**Exercise task**
Pull out every line of the listing below where "wechat" appears.

## start Data extract

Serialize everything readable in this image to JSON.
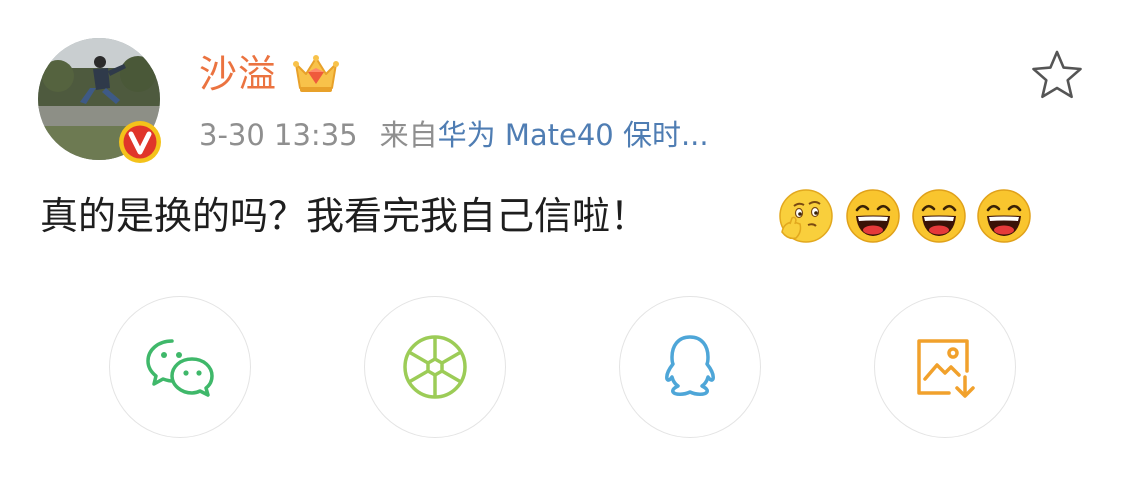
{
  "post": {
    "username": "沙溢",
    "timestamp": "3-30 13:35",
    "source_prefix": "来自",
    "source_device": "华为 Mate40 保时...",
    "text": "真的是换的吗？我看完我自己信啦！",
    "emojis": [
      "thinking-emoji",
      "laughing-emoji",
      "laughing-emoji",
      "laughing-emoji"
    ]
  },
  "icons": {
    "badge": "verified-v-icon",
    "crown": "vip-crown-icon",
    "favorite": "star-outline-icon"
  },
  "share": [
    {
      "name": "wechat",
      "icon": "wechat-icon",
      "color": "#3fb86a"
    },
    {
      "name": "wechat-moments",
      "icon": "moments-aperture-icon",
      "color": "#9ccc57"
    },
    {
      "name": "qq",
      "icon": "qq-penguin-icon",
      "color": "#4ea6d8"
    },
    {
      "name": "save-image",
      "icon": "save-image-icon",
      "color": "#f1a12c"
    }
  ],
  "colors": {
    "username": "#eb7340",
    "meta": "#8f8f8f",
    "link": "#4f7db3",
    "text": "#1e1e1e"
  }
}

## end Data extract
## start Data extract

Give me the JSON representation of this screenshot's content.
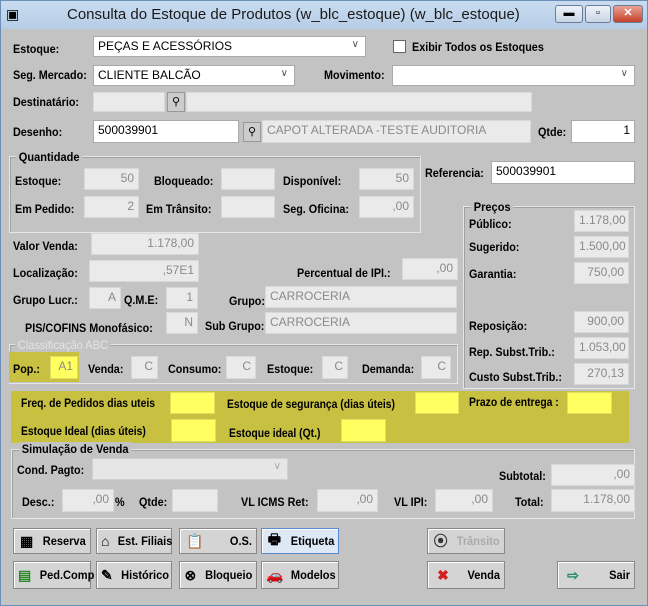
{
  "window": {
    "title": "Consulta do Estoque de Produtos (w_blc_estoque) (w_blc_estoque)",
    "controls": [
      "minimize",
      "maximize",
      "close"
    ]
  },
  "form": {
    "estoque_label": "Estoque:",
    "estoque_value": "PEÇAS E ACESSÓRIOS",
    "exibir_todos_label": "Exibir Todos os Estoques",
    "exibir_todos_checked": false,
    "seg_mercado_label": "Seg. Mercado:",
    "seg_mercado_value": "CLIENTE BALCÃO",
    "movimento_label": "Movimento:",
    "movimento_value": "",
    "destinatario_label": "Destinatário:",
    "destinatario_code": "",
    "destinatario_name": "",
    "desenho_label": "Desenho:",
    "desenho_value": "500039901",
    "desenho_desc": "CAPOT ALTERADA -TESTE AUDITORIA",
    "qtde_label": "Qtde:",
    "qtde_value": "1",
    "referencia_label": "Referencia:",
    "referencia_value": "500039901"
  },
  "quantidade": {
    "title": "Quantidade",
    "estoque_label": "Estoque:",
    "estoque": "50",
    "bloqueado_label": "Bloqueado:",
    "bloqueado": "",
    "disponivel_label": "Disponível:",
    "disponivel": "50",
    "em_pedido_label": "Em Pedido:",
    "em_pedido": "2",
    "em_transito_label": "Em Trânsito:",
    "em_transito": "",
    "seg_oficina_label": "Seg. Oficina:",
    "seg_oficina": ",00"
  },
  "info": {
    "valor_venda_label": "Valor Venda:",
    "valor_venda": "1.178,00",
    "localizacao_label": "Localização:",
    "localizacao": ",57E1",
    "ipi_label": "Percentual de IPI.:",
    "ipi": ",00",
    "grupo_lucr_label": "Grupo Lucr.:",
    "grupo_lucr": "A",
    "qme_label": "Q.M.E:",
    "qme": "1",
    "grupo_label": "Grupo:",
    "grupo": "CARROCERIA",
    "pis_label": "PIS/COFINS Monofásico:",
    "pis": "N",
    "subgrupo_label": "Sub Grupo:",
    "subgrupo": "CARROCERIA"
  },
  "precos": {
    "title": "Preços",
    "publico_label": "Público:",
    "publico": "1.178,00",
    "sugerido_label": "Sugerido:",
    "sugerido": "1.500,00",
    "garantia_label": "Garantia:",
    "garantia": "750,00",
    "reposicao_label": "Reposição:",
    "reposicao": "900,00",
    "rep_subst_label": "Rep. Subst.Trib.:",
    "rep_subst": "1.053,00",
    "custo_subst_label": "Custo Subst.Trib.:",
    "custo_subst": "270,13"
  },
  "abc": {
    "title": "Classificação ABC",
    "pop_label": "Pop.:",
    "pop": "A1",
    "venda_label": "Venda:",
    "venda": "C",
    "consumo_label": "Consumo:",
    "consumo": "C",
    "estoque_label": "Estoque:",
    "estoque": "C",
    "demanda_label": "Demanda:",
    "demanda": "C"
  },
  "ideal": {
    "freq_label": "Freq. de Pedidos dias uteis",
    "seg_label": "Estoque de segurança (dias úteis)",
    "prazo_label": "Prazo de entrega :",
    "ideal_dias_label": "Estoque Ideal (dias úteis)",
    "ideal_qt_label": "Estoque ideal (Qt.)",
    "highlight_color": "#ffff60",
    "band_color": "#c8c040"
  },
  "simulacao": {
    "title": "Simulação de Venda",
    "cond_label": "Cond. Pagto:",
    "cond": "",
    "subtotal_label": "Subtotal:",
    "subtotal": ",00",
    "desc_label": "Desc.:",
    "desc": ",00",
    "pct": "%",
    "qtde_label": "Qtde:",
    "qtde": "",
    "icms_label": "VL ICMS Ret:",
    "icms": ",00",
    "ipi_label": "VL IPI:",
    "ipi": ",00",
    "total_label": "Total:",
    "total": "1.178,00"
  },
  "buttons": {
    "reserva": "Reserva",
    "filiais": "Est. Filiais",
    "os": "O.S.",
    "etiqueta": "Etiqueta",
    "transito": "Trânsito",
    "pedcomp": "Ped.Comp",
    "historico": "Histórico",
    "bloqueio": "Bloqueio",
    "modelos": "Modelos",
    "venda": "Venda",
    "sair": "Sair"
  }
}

## end Data extract
## start Data extract

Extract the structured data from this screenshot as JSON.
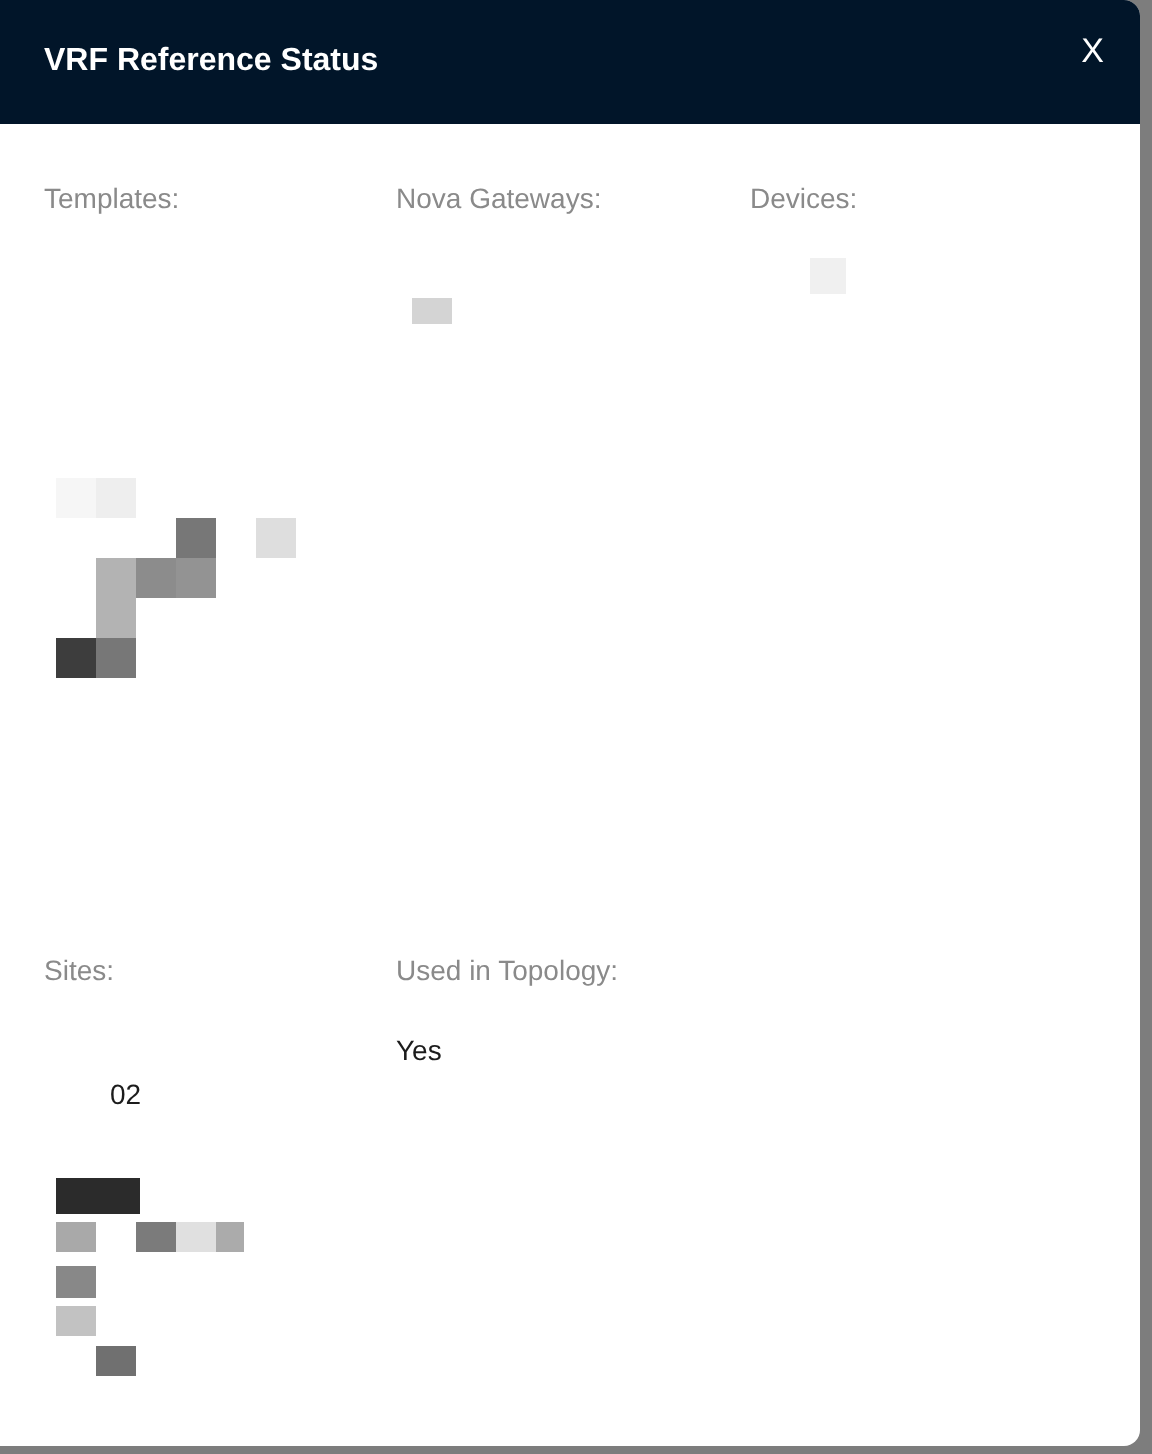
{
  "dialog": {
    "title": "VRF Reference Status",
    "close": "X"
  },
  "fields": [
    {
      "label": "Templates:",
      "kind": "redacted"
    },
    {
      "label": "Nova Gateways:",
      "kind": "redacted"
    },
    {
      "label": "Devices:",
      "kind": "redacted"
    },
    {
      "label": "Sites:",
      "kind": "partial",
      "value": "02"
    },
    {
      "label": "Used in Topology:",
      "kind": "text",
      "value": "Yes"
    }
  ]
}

## end Data extract

**Task output**
      "name": "wechat",
      "icon": "wechat-icon",
      "name": "wechat-moments",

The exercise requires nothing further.